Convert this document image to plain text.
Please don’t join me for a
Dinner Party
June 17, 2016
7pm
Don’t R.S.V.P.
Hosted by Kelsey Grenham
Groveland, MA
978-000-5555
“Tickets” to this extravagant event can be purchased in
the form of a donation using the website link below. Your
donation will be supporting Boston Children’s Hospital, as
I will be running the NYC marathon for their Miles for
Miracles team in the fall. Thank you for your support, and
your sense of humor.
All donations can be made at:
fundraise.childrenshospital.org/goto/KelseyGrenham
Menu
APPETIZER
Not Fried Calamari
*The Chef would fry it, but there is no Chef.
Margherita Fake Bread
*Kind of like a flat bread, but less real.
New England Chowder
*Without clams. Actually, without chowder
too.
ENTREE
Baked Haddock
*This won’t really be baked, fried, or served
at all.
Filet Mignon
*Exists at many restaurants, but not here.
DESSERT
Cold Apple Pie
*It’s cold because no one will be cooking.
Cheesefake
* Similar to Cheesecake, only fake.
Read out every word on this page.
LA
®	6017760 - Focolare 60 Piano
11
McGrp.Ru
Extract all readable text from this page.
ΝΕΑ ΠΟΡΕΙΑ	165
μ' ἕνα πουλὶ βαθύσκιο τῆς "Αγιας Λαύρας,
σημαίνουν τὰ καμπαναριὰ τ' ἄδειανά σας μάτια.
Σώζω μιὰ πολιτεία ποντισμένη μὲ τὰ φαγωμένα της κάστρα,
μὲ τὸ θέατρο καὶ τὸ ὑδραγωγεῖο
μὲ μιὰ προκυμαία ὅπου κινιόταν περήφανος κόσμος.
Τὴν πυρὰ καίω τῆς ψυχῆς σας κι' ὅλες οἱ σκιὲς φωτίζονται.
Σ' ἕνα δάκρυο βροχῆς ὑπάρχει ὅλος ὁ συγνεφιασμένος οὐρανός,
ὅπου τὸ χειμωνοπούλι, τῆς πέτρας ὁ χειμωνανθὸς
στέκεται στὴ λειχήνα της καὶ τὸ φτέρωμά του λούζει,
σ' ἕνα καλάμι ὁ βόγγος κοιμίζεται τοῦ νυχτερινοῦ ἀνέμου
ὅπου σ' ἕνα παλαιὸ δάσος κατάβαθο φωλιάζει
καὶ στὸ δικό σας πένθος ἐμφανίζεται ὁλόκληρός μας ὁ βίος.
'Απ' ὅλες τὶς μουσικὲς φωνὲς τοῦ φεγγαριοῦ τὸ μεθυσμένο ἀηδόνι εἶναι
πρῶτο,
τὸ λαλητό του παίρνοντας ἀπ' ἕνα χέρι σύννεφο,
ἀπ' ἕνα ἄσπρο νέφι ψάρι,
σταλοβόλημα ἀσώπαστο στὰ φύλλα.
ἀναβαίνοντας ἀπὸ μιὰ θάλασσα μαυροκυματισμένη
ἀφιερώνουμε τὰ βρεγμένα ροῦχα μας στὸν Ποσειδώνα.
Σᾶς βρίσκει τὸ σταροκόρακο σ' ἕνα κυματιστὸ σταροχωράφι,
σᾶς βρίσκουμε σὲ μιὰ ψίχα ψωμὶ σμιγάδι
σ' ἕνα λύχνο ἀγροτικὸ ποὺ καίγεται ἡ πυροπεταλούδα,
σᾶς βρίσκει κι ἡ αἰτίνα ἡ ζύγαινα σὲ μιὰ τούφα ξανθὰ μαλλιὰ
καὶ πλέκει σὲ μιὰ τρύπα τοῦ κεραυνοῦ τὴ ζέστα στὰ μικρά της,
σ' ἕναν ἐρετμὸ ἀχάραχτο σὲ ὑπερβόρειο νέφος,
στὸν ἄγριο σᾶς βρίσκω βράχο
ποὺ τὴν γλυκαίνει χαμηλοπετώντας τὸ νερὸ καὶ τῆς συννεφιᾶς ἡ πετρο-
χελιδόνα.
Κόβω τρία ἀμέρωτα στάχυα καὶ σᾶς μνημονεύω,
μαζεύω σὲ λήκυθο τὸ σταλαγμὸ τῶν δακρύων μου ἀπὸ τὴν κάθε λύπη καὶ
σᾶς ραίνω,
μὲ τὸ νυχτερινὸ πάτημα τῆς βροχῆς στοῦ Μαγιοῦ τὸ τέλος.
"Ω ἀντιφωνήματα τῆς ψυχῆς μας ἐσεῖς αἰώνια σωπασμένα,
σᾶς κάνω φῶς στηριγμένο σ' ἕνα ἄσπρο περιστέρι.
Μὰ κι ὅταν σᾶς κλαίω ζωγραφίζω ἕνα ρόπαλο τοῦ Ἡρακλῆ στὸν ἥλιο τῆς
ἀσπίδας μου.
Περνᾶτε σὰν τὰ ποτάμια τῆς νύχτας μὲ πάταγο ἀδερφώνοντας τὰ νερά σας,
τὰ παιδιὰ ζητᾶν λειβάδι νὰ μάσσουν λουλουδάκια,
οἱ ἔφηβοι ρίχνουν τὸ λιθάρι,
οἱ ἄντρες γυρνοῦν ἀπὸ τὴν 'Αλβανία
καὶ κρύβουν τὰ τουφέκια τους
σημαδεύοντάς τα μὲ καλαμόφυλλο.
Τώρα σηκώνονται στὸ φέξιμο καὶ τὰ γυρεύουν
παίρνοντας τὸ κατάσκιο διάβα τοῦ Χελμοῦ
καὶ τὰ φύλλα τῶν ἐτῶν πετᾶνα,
******************************
WORK TO DO
Go through the records and print each one exactly.

WORKED ANSWER
Convert this document image to plain text.
Please don’t join me for a
Dinner Party
June 17, 2016
7pm
Don’t R.S.V.P.
Hosted by Kelsey Grenham
Groveland, MA
978-000-5555
“Tickets” to this extravagant event can be purchased in
the form of a donation using the website link below. Your
donation will be supporting Boston Children’s Hospital, as
I will be running the NYC marathon for their Miles for
Miracles team in the fall. Thank you for your support, and
your sense of humor.
All donations can be made at:
fundraise.childrenshospital.org/goto/KelseyGrenham
Menu
APPETIZER
Not Fried Calamari
*The Chef would fry it, but there is no Chef.
Margherita Fake Bread
*Kind of like a flat bread, but less real.
New England Chowder
*Without clams. Actually, without chowder
too.
ENTREE
Baked Haddock
*This won’t really be baked, fried, or served
at all.
Filet Mignon
*Exists at many restaurants, but not here.
DESSERT
Cold Apple Pie
*It’s cold because no one will be cooking.
Cheesefake
* Similar to Cheesecake, only fake.
Read out every word on this page.
LA
®	6017760 - Focolare 60 Piano
11
McGrp.Ru
Extract all readable text from this page.
ΝΕΑ ΠΟΡΕΙΑ	165
μ' ἕνα πουλὶ βαθύσκιο τῆς "Αγιας Λαύρας,
σημαίνουν τὰ καμπαναριὰ τ' ἄδειανά σας μάτια.
Σώζω μιὰ πολιτεία ποντισμένη μὲ τὰ φαγωμένα της κάστρα,
μὲ τὸ θέατρο καὶ τὸ ὑδραγωγεῖο
μὲ μιὰ προκυμαία ὅπου κινιόταν περήφανος κόσμος.
Τὴν πυρὰ καίω τῆς ψυχῆς σας κι' ὅλες οἱ σκιὲς φωτίζονται.
Σ' ἕνα δάκρυο βροχῆς ὑπάρχει ὅλος ὁ συγνεφιασμένος οὐρανός,
ὅπου τὸ χειμωνοπούλι, τῆς πέτρας ὁ χειμωνανθὸς
στέκεται στὴ λειχήνα της καὶ τὸ φτέρωμά του λούζει,
σ' ἕνα καλάμι ὁ βόγγος κοιμίζεται τοῦ νυχτερινοῦ ἀνέμου
ὅπου σ' ἕνα παλαιὸ δάσος κατάβαθο φωλιάζει
καὶ στὸ δικό σας πένθος ἐμφανίζεται ὁλόκληρός μας ὁ βίος.
'Απ' ὅλες τὶς μουσικὲς φωνὲς τοῦ φεγγαριοῦ τὸ μεθυσμένο ἀηδόνι εἶναι
πρῶτο,
τὸ λαλητό του παίρνοντας ἀπ' ἕνα χέρι σύννεφο,
ἀπ' ἕνα ἄσπρο νέφι ψάρι,
σταλοβόλημα ἀσώπαστο στὰ φύλλα.
ἀναβαίνοντας ἀπὸ μιὰ θάλασσα μαυροκυματισμένη
ἀφιερώνουμε τὰ βρεγμένα ροῦχα μας στὸν Ποσειδώνα.
Σᾶς βρίσκει τὸ σταροκόρακο σ' ἕνα κυματιστὸ σταροχωράφι,
σᾶς βρίσκουμε σὲ μιὰ ψίχα ψωμὶ σμιγάδι
σ' ἕνα λύχνο ἀγροτικὸ ποὺ καίγεται ἡ πυροπεταλούδα,
σᾶς βρίσκει κι ἡ αἰτίνα ἡ ζύγαινα σὲ μιὰ τούφα ξανθὰ μαλλιὰ
καὶ πλέκει σὲ μιὰ τρύπα τοῦ κεραυνοῦ τὴ ζέστα στὰ μικρά της,
σ' ἕναν ἐρετμὸ ἀχάραχτο σὲ ὑπερβόρειο νέφος,
στὸν ἄγριο σᾶς βρίσκω βράχο
ποὺ τὴν γλυκαίνει χαμηλοπετώντας τὸ νερὸ καὶ τῆς συννεφιᾶς ἡ πετρο-
χελιδόνα.
Κόβω τρία ἀμέρωτα στάχυα καὶ σᾶς μνημονεύω,
μαζεύω σὲ λήκυθο τὸ σταλαγμὸ τῶν δακρύων μου ἀπὸ τὴν κάθε λύπη καὶ
σᾶς ραίνω,
μὲ τὸ νυχτερινὸ πάτημα τῆς βροχῆς στοῦ Μαγιοῦ τὸ τέλος.
"Ω ἀντιφωνήματα τῆς ψυχῆς μας ἐσεῖς αἰώνια σωπασμένα,
σᾶς κάνω φῶς στηριγμένο σ' ἕνα ἄσπρο περιστέρι.
Μὰ κι ὅταν σᾶς κλαίω ζωγραφίζω ἕνα ρόπαλο τοῦ Ἡρακλῆ στὸν ἥλιο τῆς
ἀσπίδας μου.
Περνᾶτε σὰν τὰ ποτάμια τῆς νύχτας μὲ πάταγο ἀδερφώνοντας τὰ νερά σας,
τὰ παιδιὰ ζητᾶν λειβάδι νὰ μάσσουν λουλουδάκια,
οἱ ἔφηβοι ρίχνουν τὸ λιθάρι,
οἱ ἄντρες γυρνοῦν ἀπὸ τὴν 'Αλβανία
καὶ κρύβουν τὰ τουφέκια τους
σημαδεύοντάς τα μὲ καλαμόφυλλο.
Τώρα σηκώνονται στὸ φέξιμο καὶ τὰ γυρεύουν
παίρνοντας τὸ κατάσκιο διάβα τοῦ Χελμοῦ
καὶ τὰ φύλλα τῶν ἐτῶν πετᾶνα,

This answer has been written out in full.